--- begin ---

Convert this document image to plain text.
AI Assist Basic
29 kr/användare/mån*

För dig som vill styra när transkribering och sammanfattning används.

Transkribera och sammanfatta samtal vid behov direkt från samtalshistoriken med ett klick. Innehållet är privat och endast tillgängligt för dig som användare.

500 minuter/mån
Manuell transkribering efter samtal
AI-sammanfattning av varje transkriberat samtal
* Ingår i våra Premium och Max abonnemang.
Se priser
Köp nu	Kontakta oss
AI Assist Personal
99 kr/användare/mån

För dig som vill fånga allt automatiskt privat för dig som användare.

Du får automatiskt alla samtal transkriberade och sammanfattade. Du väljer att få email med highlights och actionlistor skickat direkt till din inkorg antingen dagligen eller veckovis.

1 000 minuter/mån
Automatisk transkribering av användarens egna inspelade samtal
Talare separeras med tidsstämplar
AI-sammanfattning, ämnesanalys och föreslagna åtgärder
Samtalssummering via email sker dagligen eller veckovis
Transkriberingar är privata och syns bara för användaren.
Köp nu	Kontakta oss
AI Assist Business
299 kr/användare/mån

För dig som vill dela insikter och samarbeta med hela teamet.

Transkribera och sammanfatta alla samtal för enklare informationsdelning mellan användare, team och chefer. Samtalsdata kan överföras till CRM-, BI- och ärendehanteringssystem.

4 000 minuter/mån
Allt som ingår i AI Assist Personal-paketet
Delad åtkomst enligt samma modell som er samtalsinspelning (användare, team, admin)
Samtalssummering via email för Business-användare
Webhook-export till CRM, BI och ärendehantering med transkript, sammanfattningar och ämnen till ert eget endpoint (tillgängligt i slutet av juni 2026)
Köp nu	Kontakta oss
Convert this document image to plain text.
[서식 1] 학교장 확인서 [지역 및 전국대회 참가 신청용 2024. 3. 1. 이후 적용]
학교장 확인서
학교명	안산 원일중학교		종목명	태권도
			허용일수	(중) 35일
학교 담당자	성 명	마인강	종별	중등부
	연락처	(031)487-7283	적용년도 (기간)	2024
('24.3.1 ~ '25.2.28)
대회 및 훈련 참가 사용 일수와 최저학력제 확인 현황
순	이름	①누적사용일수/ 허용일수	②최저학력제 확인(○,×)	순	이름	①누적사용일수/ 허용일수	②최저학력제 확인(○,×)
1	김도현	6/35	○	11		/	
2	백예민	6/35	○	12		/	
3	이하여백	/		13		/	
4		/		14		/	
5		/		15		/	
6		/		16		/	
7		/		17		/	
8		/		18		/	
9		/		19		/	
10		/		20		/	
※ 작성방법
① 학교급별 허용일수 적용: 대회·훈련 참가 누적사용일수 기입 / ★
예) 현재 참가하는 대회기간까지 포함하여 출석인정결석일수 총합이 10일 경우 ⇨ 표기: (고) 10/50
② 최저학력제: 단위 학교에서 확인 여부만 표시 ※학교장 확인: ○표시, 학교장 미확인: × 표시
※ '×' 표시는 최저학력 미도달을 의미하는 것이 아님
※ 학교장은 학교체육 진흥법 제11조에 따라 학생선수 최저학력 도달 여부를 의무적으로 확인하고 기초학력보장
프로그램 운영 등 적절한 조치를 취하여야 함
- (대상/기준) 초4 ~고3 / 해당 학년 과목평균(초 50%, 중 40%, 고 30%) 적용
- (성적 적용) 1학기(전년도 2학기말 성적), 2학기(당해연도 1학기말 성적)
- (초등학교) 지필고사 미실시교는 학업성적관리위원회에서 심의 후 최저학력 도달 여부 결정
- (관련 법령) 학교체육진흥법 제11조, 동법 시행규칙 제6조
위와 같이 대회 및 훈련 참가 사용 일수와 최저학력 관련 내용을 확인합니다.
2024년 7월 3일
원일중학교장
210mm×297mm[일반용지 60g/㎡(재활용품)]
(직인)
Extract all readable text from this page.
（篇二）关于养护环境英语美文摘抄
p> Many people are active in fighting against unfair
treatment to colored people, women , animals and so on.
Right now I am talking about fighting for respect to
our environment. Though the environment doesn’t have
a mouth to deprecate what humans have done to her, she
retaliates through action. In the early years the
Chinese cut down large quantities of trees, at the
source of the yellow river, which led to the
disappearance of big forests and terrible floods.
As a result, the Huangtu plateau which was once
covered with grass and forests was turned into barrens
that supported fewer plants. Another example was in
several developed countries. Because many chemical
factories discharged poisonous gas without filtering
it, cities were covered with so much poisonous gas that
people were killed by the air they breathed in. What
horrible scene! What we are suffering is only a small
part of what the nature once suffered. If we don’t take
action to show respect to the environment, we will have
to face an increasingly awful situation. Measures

--- end ---

Do this:
Report all lines of the data above that include the string "environment".

Answer for this exercise:
our environment. Though the environment doesn’t have
action to show respect to the environment, we will have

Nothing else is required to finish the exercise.